BEGIN

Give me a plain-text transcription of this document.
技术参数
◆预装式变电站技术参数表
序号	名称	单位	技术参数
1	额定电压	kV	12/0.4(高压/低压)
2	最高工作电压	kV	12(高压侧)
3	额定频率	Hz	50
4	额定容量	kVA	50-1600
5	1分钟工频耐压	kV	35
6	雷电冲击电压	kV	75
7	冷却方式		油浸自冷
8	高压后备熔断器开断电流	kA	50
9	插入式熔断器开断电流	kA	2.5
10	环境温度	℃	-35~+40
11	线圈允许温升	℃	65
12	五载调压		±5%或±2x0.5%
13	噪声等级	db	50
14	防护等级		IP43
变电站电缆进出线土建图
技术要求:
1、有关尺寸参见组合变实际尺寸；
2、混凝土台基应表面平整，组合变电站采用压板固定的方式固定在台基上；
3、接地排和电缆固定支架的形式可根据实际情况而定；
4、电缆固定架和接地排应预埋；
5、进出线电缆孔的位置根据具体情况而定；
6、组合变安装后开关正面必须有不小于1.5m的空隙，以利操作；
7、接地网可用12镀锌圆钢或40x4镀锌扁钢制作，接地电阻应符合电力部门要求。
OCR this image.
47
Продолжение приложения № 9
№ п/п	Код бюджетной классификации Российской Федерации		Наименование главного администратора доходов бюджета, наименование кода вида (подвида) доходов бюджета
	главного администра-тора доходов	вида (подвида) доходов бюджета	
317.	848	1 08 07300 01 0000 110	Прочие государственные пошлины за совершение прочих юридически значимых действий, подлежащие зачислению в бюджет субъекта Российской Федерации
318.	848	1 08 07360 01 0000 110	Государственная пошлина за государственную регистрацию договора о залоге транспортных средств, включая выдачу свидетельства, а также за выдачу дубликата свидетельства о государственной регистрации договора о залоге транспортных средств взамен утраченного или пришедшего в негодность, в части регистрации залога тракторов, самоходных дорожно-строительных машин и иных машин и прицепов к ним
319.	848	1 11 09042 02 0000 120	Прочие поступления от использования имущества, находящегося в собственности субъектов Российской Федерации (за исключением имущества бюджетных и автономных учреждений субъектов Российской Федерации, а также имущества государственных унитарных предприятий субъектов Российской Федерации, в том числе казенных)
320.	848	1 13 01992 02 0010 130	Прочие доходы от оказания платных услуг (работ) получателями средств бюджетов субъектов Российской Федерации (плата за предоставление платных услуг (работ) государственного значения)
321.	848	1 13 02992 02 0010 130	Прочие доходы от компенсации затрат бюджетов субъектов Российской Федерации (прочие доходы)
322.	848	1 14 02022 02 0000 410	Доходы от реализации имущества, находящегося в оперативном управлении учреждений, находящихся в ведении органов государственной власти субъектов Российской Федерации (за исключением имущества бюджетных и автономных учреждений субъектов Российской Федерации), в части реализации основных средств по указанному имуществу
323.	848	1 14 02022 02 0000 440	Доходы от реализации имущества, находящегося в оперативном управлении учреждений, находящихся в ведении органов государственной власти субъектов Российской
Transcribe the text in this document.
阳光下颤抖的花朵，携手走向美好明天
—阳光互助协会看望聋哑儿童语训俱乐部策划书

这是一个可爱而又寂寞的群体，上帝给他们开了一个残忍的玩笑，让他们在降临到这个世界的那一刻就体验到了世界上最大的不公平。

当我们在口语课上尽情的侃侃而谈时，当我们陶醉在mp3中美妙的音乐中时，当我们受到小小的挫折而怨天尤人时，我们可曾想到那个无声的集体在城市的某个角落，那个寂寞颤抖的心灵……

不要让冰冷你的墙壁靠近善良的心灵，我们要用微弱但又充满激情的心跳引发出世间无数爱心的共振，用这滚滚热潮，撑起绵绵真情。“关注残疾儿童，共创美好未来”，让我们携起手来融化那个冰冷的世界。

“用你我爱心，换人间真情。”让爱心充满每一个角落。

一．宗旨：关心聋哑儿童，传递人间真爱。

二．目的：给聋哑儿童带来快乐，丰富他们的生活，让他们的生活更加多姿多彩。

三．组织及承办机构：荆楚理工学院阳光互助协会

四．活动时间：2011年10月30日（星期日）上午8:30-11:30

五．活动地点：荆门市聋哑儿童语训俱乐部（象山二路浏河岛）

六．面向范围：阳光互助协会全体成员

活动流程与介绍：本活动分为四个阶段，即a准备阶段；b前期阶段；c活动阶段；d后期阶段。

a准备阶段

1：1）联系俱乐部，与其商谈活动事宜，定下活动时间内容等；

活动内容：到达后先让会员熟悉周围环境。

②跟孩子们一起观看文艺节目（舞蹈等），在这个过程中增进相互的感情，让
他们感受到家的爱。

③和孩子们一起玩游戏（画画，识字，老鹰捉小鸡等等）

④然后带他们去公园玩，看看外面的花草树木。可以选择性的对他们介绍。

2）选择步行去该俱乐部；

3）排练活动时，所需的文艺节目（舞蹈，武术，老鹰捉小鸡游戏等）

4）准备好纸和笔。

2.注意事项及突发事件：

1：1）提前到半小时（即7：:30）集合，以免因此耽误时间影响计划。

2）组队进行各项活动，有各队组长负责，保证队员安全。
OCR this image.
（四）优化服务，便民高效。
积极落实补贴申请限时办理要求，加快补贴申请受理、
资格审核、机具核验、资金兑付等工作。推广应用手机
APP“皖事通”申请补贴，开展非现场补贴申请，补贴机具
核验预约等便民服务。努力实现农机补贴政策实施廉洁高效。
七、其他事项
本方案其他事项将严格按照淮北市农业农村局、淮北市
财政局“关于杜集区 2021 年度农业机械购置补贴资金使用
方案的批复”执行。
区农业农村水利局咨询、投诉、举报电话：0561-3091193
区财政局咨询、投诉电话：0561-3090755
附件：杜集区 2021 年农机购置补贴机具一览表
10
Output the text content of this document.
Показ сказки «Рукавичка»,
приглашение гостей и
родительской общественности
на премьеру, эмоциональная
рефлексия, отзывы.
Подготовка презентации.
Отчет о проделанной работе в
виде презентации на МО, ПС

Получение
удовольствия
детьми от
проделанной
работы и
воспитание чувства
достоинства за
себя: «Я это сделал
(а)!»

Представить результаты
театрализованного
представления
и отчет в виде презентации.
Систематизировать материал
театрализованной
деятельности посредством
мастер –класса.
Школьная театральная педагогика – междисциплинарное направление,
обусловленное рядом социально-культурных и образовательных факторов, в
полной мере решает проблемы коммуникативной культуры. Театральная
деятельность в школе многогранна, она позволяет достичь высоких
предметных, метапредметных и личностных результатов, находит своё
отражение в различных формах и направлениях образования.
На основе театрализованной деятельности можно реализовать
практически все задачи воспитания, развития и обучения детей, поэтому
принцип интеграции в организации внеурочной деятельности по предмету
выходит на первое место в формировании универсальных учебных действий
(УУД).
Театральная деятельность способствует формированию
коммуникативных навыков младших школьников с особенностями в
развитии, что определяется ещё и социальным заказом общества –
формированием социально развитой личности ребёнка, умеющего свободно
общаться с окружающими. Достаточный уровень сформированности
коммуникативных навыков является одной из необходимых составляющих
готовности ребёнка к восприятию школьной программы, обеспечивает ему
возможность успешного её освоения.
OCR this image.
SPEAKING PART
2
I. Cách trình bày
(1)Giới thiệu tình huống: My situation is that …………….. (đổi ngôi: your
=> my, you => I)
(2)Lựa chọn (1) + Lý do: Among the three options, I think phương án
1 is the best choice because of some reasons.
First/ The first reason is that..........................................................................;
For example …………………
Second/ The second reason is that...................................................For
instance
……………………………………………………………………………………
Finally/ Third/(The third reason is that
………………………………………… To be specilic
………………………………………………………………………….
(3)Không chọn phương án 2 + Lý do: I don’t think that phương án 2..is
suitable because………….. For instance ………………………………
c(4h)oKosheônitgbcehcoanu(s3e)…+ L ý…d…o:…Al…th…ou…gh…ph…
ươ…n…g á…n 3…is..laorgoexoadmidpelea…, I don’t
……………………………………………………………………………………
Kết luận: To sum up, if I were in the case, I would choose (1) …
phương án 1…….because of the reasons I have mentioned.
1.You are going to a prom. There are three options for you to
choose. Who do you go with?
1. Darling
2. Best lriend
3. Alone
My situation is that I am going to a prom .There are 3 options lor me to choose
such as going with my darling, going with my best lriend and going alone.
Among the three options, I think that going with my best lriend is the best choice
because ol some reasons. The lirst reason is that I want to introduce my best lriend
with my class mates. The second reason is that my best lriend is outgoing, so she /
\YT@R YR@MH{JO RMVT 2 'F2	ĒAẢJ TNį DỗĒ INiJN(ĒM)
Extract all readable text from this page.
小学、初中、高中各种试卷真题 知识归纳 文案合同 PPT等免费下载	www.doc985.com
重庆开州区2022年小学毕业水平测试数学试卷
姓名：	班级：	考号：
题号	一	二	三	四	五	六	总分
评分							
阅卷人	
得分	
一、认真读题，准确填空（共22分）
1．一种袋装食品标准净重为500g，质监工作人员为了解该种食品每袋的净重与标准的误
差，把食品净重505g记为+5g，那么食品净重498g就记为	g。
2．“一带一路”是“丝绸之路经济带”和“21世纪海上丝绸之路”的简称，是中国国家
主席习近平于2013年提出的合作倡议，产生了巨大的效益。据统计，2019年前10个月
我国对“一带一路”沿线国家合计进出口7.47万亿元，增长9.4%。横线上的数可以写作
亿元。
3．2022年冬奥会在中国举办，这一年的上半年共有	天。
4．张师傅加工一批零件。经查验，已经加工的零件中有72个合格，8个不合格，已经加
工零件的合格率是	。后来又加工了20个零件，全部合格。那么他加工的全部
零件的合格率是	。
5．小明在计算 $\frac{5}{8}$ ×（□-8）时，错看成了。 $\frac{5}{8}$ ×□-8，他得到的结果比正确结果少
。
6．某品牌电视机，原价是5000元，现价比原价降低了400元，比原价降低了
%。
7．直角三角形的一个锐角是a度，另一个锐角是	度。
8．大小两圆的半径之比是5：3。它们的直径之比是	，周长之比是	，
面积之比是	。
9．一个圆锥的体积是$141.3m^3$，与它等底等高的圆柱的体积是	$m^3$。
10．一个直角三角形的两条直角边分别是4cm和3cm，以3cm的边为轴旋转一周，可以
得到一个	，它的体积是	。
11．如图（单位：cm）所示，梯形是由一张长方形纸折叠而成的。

END

Stated problem
Pull out every line in the material above where "choose" occurs.

Response below
Kết luận: To sum up, if I were in the case, I would choose (1) …
choose. Who do you go with?
My situation is that I am going to a prom .There are 3 options lor me to choose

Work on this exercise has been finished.